***** Input records *****
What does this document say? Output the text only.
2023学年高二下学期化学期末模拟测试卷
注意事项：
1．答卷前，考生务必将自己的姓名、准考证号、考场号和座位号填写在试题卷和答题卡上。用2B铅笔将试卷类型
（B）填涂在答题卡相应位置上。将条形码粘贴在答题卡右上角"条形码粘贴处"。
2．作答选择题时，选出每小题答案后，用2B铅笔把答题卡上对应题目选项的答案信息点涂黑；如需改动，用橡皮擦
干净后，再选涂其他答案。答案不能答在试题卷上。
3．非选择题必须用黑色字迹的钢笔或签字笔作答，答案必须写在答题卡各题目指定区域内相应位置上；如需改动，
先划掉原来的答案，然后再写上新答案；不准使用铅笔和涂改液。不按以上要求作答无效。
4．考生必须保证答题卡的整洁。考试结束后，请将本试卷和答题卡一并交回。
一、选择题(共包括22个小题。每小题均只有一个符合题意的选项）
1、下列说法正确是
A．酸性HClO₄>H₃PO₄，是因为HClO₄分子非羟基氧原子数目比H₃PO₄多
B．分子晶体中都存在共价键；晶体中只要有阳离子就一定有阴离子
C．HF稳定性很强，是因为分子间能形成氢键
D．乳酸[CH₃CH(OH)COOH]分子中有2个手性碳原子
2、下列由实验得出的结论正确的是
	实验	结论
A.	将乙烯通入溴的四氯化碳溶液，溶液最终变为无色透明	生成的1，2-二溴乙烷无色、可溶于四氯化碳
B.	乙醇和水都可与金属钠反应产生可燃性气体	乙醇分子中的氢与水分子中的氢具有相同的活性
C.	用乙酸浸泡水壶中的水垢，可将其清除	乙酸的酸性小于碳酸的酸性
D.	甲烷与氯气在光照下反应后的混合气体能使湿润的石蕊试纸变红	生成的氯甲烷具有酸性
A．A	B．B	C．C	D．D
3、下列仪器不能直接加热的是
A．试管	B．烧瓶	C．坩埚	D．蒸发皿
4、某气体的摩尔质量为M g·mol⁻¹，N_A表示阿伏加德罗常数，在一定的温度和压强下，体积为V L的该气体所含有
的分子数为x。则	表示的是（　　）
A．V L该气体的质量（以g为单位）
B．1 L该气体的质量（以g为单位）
*****
Give the complete listing a second time, exactly as it reads.

Task response:
What does this document say? Output the text only.
2023学年高二下学期化学期末模拟测试卷
注意事项：
1．答卷前，考生务必将自己的姓名、准考证号、考场号和座位号填写在试题卷和答题卡上。用2B铅笔将试卷类型
（B）填涂在答题卡相应位置上。将条形码粘贴在答题卡右上角"条形码粘贴处"。
2．作答选择题时，选出每小题答案后，用2B铅笔把答题卡上对应题目选项的答案信息点涂黑；如需改动，用橡皮擦
干净后，再选涂其他答案。答案不能答在试题卷上。
3．非选择题必须用黑色字迹的钢笔或签字笔作答，答案必须写在答题卡各题目指定区域内相应位置上；如需改动，
先划掉原来的答案，然后再写上新答案；不准使用铅笔和涂改液。不按以上要求作答无效。
4．考生必须保证答题卡的整洁。考试结束后，请将本试卷和答题卡一并交回。
一、选择题(共包括22个小题。每小题均只有一个符合题意的选项）
1、下列说法正确是
A．酸性HClO₄>H₃PO₄，是因为HClO₄分子非羟基氧原子数目比H₃PO₄多
B．分子晶体中都存在共价键；晶体中只要有阳离子就一定有阴离子
C．HF稳定性很强，是因为分子间能形成氢键
D．乳酸[CH₃CH(OH)COOH]分子中有2个手性碳原子
2、下列由实验得出的结论正确的是
	实验	结论
A.	将乙烯通入溴的四氯化碳溶液，溶液最终变为无色透明	生成的1，2-二溴乙烷无色、可溶于四氯化碳
B.	乙醇和水都可与金属钠反应产生可燃性气体	乙醇分子中的氢与水分子中的氢具有相同的活性
C.	用乙酸浸泡水壶中的水垢，可将其清除	乙酸的酸性小于碳酸的酸性
D.	甲烷与氯气在光照下反应后的混合气体能使湿润的石蕊试纸变红	生成的氯甲烷具有酸性
A．A	B．B	C．C	D．D
3、下列仪器不能直接加热的是
A．试管	B．烧瓶	C．坩埚	D．蒸发皿
4、某气体的摩尔质量为M g·mol⁻¹，N_A表示阿伏加德罗常数，在一定的温度和压强下，体积为V L的该气体所含有
的分子数为x。则	表示的是（　　）
A．V L该气体的质量（以g为单位）
B．1 L该气体的质量（以g为单位）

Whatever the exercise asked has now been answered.